--- Start of Document passage ---
The feud between Michael Jordan and Isiah Thomas hasn’t shown signs of fading even a bit. It seems to be getting heated with every passing year.

Since the release of “The Last Dance,” the bad blood between the two Hall of Famers has only gotten more intense. Thomas, in Cedric Maxwell’s episode, added more fuel to the fire with what he had to say about Jordan’s Chicago Bulls:

(14:15 mark)

“The Bulls, Jordan, every time you hit him, he was crying… Going to David Stern’s office having a meeting about getting hit, getting fouled, you gotta change the rules.
"I’m like, ‘Wait a minute. I watched Dr. J [Erving] get beat up, I watched Magic [Johnson] get beat up [and] I watched Bird get beat up. I done get beat up. Everybody get beat up. Now we gotta change the rules ‘cause he getting hit?’"

"Zeke" had an even more scathing remark about the NBA favoring Jordan last year in another interview:

"Y'all want him to win; y'all changed all the rules so he can win. Wait a minute now; these are the facts."

Isiah Thomas’ Detroit Pistons played a brand of physical basketball that most fans, including a few analysts, called dirty. They particularly had rules designed to contain Michael Jordan, who was a one-man show in Chicago.
--- End of Document passage ---
*Objectives*
A - Copy the part of the records that opens with their first line and closes with the line containing "586, 578, 670]", reproducing every line as it appears.
B - Continue the passage about the feud between Michael Jordan and Isiah Thomas from its final sentence.
--- Start of Stored records ---
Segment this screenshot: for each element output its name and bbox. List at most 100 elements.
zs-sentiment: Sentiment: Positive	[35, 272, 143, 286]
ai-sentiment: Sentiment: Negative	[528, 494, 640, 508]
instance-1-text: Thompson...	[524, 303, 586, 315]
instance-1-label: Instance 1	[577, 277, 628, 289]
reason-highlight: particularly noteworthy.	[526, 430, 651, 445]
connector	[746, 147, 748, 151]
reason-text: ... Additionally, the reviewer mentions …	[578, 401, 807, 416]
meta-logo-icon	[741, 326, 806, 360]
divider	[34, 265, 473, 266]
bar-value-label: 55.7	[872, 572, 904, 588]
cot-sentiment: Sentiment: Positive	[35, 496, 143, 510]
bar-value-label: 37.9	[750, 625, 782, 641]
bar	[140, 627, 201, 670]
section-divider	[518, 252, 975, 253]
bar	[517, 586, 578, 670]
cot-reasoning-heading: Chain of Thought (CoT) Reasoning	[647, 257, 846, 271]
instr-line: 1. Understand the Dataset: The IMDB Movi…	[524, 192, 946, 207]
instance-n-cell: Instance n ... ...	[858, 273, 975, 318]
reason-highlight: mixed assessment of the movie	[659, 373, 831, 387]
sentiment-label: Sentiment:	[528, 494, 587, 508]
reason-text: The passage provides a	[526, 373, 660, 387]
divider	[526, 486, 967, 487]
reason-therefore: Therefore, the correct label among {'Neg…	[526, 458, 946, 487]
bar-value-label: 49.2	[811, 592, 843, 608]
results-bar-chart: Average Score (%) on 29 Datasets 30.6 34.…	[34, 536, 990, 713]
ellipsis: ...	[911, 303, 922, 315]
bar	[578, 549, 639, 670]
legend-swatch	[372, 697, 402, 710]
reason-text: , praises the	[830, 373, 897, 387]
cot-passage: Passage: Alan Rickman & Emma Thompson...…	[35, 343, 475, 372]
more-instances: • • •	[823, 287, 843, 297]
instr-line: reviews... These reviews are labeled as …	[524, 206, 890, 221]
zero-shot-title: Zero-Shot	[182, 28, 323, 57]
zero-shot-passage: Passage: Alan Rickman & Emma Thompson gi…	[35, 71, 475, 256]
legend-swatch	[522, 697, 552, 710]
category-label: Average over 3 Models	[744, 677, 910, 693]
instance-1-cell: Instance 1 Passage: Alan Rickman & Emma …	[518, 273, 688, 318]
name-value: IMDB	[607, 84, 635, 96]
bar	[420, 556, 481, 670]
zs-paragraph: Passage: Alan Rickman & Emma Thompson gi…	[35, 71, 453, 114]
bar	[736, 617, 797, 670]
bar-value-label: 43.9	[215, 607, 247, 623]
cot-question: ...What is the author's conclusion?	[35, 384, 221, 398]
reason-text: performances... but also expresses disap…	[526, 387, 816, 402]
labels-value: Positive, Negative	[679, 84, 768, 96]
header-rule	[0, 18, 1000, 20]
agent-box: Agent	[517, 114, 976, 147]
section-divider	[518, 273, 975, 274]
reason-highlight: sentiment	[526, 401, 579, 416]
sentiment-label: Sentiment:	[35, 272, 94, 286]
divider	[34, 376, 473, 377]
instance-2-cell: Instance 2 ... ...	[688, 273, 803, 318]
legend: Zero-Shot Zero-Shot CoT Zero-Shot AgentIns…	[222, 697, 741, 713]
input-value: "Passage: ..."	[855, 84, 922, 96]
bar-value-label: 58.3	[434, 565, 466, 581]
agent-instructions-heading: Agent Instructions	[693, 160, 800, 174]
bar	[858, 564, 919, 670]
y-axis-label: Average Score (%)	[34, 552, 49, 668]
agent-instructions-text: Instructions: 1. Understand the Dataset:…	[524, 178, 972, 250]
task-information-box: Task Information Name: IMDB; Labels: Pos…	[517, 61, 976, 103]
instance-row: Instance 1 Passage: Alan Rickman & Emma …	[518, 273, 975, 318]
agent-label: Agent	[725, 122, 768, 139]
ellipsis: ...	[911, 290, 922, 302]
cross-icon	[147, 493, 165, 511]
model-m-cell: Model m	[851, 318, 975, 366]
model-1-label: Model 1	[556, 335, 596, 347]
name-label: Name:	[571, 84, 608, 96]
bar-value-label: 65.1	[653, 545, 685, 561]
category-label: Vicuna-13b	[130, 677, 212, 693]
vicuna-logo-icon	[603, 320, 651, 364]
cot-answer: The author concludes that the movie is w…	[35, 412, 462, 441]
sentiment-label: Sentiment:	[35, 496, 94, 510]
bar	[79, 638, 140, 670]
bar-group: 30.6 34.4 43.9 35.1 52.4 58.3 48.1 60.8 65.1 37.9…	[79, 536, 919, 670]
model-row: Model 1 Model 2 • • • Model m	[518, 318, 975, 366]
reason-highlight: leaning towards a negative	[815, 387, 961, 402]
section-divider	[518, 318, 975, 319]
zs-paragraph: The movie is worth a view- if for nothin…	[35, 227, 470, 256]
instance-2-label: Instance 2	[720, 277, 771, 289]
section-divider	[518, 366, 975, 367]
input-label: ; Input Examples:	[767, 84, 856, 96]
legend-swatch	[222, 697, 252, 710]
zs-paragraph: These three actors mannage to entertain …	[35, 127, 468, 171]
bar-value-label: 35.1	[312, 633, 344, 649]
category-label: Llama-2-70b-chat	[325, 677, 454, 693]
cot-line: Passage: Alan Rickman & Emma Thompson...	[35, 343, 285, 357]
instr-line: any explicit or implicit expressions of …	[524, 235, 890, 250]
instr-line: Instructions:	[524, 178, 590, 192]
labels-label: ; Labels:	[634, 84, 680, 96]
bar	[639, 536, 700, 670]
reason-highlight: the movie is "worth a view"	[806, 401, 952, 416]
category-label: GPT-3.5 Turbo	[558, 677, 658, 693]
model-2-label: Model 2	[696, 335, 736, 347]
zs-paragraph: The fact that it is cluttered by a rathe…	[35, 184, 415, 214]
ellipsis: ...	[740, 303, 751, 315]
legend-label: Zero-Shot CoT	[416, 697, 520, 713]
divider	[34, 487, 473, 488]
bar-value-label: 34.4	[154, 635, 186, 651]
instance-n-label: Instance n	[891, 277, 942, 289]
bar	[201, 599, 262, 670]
--- End of Stored records ---
*Answer list*
A -
Segment this screenshot: for each element output its name and bbox. List at most 100 elements.
zs-sentiment: Sentiment: Positive	[35, 272, 143, 286]
ai-sentiment: Sentiment: Negative	[528, 494, 640, 508]
instance-1-text: Thompson...	[524, 303, 586, 315]
instance-1-label: Instance 1	[577, 277, 628, 289]
reason-highlight: particularly noteworthy.	[526, 430, 651, 445]
connector	[746, 147, 748, 151]
reason-text: ... Additionally, the reviewer mentions …	[578, 401, 807, 416]
meta-logo-icon	[741, 326, 806, 360]
divider	[34, 265, 473, 266]
bar-value-label: 55.7	[872, 572, 904, 588]
cot-sentiment: Sentiment: Positive	[35, 496, 143, 510]
bar-value-label: 37.9	[750, 625, 782, 641]
bar	[140, 627, 201, 670]
section-divider	[518, 252, 975, 253]
bar	[517, 586, 578, 670]

B -
“Air Jordan,” at that time, was becoming the face of the NBA and was pushing the league to heights never before seen. The league probably felt that it needed to do a better job of keeping Jordan from the abuse of the tactics like the one employed by the “Bad Boys.”


Michael Jordan’s Chicago Bulls eventually overcame the Detroit Pistons’ physicality to rule the NBA

The Detroit Pistons were the Chicago Bulls’ biggest stumbling blocks to NBA dominance. From 1988 to 1990, the Bulls increasingly got better but they were still booted out of the playoffs by the "Bad Boys.”

In 1991, the Bulls finally came through. They swept the Pistons, forcing their former tormentors to leave the court before the game was over. Detroit’s walk-off was a signal of their descent from power.

Isiah Thomas would argue that old age had finally caught up with them, which is why the Chicago Bulls and Michael Jordan dominated the NBA.

When Chicago won its first championship in 1991, “Zeke” was 29, Joe Dumars was 27 and Dennis Rodman was 29. Only Bill Laimbeer was past 30 among Detroit’s championship core. He was 33 at that time.

The emerging Bulls had finally learned how to deal with the Pistons' bruising physicality. Once they did that, no one could stop them.

Isiah Thomas told Maxwell that the Chicago Bulls and Michael Jordan refused to take lessons from them. With the way Jordan and crew demolished the Pistons, “Zeke” might have underestimated the Bulls’ resilience and ability to learn and adapt.